— START DATA RECORDS —

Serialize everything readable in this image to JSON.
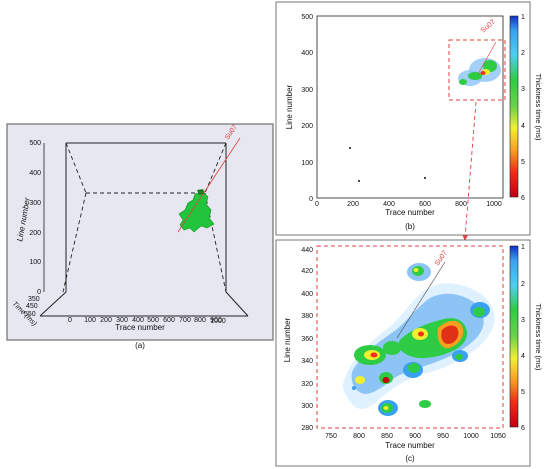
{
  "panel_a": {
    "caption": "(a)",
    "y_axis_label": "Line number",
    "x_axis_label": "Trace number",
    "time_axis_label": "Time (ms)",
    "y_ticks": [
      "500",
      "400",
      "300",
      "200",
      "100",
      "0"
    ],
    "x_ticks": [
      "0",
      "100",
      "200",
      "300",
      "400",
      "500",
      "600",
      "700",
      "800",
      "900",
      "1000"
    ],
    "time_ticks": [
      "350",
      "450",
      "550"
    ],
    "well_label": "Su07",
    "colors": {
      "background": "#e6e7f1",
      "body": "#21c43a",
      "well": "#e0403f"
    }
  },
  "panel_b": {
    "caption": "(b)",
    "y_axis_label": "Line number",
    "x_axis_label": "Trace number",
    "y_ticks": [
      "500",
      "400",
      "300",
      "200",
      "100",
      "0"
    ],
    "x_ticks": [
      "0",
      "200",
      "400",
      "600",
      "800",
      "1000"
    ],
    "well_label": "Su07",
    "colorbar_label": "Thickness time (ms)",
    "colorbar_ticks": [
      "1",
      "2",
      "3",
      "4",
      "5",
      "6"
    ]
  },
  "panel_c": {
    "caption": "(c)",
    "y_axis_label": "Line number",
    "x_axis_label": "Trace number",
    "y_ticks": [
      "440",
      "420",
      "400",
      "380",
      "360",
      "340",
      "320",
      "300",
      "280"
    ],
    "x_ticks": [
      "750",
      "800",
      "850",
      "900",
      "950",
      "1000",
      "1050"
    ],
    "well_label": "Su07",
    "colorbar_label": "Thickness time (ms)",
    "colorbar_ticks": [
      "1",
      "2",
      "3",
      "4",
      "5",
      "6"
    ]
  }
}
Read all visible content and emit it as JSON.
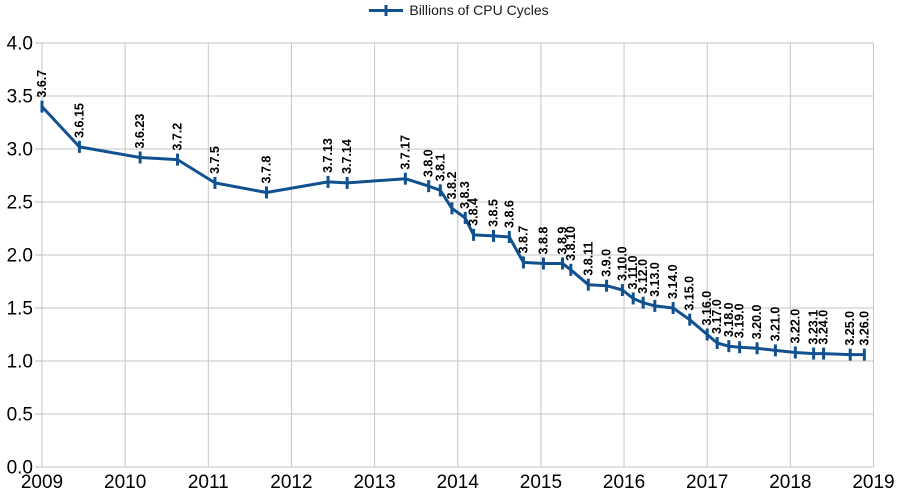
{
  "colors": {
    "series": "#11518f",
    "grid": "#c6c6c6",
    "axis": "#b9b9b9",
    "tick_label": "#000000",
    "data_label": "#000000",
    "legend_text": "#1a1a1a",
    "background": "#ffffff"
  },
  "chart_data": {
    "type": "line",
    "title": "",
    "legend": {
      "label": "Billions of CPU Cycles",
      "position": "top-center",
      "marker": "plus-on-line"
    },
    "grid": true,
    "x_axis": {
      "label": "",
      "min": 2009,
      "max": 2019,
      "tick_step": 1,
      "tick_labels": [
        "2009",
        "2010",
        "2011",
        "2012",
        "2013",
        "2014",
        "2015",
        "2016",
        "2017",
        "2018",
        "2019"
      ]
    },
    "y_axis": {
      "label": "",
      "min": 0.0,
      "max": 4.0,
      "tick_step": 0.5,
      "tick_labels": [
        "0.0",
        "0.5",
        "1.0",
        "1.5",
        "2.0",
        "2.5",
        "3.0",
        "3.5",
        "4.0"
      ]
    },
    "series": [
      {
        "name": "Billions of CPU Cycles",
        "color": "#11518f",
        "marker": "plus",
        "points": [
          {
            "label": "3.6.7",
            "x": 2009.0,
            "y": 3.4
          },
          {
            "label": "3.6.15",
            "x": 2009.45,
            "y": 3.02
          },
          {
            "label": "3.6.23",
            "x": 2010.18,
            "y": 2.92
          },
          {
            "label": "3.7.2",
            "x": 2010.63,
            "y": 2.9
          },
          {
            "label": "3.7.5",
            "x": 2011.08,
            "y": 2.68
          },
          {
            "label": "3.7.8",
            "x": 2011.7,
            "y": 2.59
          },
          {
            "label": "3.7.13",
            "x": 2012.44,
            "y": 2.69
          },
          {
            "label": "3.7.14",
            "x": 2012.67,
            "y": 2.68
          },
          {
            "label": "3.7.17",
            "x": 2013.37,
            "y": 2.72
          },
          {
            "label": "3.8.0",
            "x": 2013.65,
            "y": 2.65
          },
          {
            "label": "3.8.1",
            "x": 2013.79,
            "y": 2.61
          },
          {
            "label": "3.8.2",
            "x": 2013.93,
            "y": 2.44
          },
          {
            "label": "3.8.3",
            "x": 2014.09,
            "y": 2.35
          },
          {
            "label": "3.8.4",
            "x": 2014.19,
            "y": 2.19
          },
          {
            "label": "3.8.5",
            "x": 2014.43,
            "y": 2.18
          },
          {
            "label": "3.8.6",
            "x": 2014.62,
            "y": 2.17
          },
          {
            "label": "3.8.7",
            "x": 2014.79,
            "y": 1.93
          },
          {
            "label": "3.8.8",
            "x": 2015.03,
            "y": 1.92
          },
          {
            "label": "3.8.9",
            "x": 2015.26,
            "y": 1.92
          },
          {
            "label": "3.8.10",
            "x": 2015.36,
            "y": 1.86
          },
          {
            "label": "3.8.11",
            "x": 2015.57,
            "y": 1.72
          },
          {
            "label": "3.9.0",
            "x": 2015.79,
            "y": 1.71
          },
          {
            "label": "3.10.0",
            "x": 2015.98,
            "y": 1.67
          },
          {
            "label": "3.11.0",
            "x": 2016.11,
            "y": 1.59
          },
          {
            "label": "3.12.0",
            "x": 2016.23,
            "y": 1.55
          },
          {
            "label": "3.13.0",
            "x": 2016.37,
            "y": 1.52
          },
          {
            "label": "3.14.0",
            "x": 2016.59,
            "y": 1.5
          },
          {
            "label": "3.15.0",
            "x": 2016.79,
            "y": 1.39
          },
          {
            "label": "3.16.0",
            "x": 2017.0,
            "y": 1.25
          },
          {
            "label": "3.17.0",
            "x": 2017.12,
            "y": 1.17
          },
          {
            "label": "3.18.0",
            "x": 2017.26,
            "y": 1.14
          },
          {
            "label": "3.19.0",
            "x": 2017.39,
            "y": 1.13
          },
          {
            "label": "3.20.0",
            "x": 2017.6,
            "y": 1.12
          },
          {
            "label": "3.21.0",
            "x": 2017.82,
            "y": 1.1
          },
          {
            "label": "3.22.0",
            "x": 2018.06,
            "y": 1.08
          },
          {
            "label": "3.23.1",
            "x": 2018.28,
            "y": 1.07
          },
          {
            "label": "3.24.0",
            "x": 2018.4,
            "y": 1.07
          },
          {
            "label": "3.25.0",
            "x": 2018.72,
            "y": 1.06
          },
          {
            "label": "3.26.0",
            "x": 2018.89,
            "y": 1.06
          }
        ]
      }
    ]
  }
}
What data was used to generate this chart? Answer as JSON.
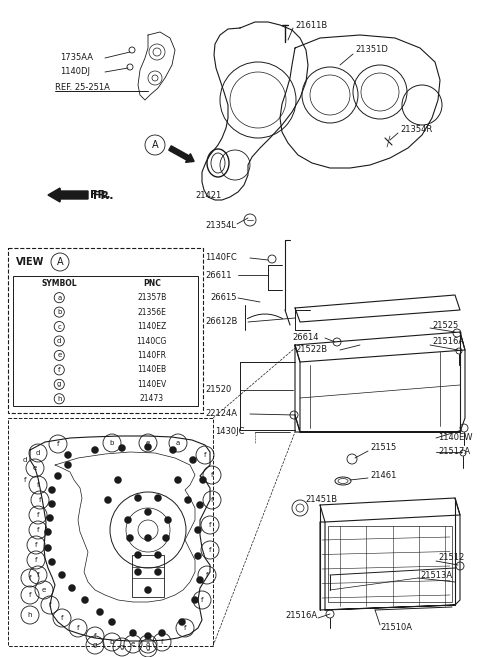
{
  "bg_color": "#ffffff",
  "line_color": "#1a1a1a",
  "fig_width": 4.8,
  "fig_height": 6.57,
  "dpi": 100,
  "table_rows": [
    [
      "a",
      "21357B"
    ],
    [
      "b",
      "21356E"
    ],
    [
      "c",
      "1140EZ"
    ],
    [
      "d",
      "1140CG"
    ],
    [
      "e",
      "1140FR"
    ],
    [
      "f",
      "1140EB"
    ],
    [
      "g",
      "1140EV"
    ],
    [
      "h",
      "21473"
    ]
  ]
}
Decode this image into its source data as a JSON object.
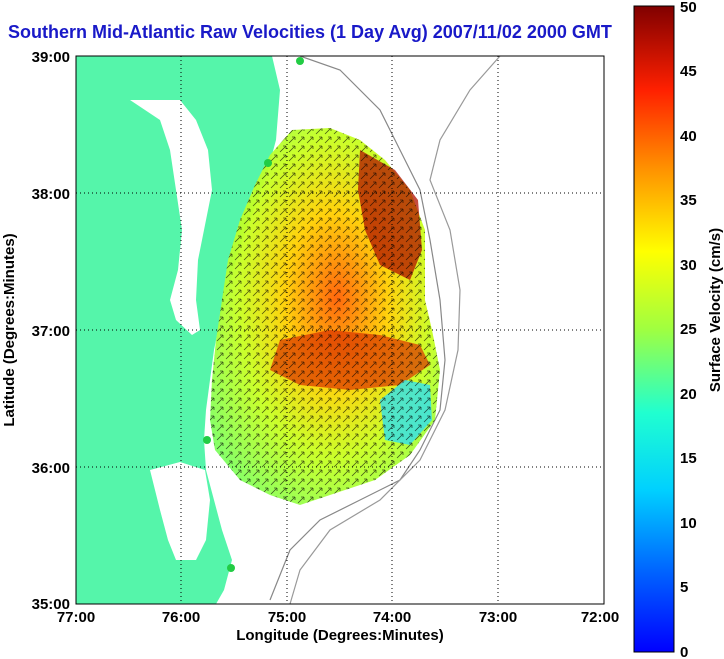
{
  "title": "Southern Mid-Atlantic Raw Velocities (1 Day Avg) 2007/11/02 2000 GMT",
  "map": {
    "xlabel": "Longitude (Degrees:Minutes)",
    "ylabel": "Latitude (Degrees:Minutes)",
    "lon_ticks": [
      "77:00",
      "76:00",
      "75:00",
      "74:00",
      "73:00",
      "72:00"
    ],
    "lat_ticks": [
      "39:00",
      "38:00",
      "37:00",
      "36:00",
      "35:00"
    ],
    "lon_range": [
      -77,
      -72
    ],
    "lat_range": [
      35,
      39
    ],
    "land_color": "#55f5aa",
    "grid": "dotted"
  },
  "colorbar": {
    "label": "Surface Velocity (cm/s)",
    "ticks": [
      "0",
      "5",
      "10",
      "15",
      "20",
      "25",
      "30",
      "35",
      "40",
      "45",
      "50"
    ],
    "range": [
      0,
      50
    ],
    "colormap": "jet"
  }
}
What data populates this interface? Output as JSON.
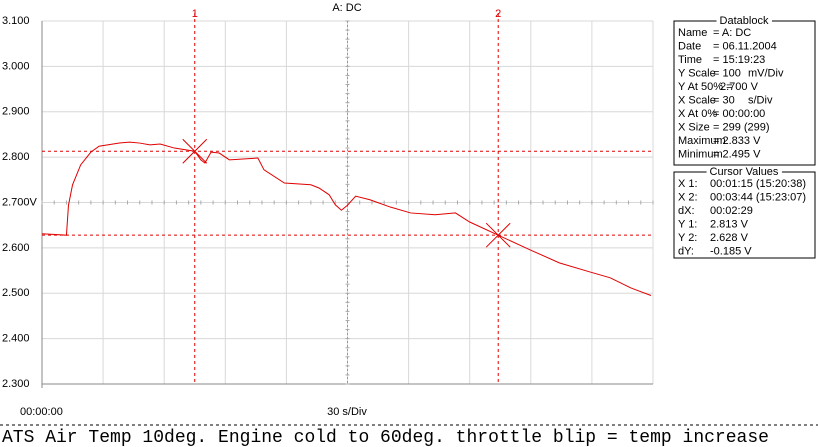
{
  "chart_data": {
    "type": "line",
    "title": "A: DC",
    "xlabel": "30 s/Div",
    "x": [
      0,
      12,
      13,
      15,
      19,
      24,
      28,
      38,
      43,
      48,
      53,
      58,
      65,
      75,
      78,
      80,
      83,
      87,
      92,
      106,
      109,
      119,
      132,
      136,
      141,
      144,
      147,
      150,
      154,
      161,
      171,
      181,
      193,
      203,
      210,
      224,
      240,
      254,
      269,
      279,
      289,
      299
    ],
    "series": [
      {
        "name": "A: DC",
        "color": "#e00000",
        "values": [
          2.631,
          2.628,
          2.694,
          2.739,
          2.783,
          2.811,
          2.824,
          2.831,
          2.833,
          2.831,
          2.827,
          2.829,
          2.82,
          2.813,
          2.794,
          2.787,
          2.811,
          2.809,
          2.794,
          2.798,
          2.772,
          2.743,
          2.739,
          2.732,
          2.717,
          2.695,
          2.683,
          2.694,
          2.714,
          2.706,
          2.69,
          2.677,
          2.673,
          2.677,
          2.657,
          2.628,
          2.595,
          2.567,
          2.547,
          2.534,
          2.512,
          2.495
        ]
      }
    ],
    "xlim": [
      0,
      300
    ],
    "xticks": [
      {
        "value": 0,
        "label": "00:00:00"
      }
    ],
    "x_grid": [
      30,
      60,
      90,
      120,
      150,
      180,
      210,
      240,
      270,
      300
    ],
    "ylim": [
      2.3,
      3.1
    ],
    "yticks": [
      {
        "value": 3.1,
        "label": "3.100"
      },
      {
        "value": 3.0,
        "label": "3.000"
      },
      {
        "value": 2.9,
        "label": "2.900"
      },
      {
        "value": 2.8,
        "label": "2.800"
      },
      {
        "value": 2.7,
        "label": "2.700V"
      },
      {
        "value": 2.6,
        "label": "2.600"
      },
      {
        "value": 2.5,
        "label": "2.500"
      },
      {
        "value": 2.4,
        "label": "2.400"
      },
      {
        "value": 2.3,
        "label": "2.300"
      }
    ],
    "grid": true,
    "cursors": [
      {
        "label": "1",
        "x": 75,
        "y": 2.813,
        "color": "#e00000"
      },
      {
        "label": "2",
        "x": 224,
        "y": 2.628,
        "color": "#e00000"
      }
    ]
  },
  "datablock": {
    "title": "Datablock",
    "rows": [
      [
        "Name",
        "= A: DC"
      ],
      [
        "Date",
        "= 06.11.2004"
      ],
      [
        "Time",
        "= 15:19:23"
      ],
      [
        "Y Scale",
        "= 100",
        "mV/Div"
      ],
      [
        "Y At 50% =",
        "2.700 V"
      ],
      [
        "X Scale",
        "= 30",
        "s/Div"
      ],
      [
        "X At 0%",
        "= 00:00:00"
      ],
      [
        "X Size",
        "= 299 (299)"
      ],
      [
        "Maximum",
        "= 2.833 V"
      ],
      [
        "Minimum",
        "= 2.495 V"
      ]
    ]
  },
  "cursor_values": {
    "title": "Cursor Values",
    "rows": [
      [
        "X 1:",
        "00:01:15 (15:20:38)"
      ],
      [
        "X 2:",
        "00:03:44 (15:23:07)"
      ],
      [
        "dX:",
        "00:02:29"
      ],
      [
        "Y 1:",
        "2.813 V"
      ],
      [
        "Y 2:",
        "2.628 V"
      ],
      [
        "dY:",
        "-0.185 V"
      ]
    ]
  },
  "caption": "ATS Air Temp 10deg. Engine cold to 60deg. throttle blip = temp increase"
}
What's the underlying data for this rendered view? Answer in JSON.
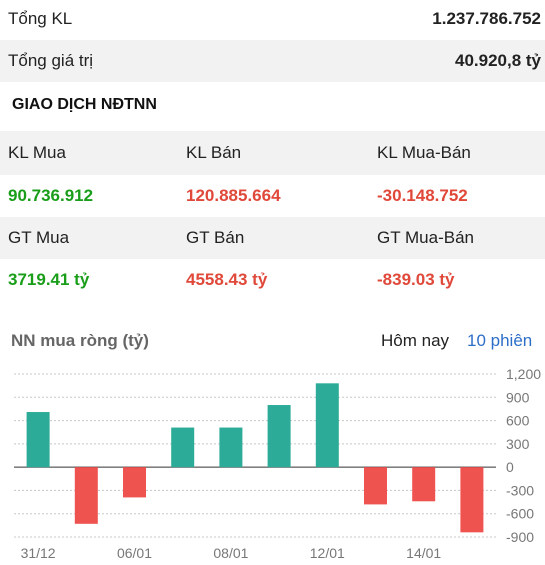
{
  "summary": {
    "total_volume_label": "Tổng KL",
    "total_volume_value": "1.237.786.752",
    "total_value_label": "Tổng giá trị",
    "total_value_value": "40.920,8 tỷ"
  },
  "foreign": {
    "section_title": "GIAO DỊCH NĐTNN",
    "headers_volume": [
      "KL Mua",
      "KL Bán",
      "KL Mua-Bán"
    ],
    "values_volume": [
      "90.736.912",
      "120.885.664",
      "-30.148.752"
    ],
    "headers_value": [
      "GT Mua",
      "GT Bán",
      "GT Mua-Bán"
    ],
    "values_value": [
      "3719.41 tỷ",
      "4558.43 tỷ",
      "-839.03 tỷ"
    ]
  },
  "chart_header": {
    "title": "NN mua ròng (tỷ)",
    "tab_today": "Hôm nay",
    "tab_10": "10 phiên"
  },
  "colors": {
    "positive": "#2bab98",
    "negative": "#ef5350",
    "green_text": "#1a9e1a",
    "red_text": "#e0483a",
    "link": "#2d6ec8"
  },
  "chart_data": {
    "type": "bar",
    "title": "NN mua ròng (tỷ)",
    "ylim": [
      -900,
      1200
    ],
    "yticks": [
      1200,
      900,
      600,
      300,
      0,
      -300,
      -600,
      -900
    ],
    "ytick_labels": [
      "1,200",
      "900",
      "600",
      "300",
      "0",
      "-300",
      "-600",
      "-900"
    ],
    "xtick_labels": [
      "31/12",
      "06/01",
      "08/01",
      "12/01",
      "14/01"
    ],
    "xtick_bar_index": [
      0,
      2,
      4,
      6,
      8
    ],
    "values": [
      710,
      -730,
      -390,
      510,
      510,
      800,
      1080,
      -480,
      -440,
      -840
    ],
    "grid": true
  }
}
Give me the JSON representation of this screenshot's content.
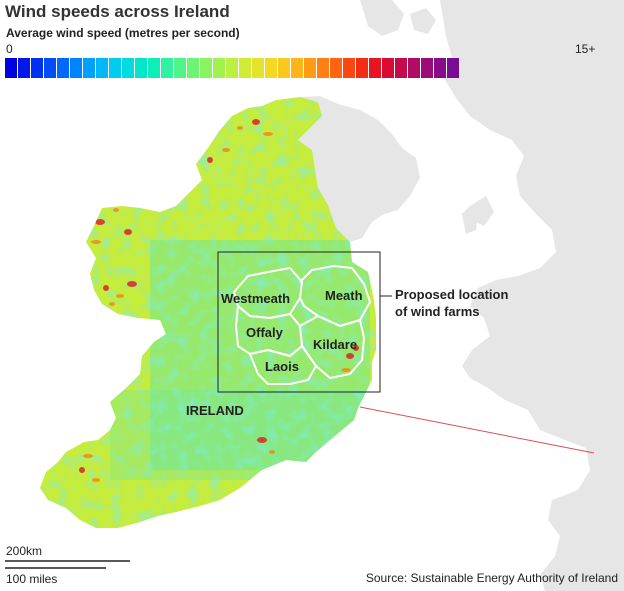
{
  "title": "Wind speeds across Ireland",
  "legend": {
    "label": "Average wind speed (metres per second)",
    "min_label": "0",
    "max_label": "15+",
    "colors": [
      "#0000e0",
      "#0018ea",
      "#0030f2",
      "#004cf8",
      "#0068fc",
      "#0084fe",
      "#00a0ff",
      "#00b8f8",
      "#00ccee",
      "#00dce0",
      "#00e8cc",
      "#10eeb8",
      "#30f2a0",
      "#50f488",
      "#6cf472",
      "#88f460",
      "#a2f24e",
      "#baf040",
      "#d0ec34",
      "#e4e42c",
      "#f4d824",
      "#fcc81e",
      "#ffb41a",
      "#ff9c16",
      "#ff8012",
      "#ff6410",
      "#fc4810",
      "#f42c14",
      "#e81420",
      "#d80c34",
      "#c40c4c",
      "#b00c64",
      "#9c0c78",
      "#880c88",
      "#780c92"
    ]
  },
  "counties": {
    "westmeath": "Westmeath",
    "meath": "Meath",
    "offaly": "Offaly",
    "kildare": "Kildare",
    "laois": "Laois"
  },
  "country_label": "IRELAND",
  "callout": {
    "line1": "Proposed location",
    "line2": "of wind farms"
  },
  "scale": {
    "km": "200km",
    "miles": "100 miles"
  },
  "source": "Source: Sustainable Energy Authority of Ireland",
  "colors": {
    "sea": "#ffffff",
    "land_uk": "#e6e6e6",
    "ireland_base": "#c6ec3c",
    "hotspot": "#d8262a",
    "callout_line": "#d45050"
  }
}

— END DATA RECORDS —

:: STATED GOAL ::
Retype the lines exactly as they appear, beginning with the line that contains "Give me the" and ending with the final line of the entries, and omit the pictures.

:: SOLUTION FOR THIS TASK ::
Give me the JSON representation of this screenshot's content.
{
  "title": "Wind speeds across Ireland",
  "legend": {
    "label": "Average wind speed (metres per second)",
    "min_label": "0",
    "max_label": "15+",
    "colors": [
      "#0000e0",
      "#0018ea",
      "#0030f2",
      "#004cf8",
      "#0068fc",
      "#0084fe",
      "#00a0ff",
      "#00b8f8",
      "#00ccee",
      "#00dce0",
      "#00e8cc",
      "#10eeb8",
      "#30f2a0",
      "#50f488",
      "#6cf472",
      "#88f460",
      "#a2f24e",
      "#baf040",
      "#d0ec34",
      "#e4e42c",
      "#f4d824",
      "#fcc81e",
      "#ffb41a",
      "#ff9c16",
      "#ff8012",
      "#ff6410",
      "#fc4810",
      "#f42c14",
      "#e81420",
      "#d80c34",
      "#c40c4c",
      "#b00c64",
      "#9c0c78",
      "#880c88",
      "#780c92"
    ]
  },
  "counties": {
    "westmeath": "Westmeath",
    "meath": "Meath",
    "offaly": "Offaly",
    "kildare": "Kildare",
    "laois": "Laois"
  },
  "country_label": "IRELAND",
  "callout": {
    "line1": "Proposed location",
    "line2": "of wind farms"
  },
  "scale": {
    "km": "200km",
    "miles": "100 miles"
  },
  "source": "Source: Sustainable Energy Authority of Ireland",
  "colors": {
    "sea": "#ffffff",
    "land_uk": "#e6e6e6",
    "ireland_base": "#c6ec3c",
    "hotspot": "#d8262a",
    "callout_line": "#d45050"
  }
}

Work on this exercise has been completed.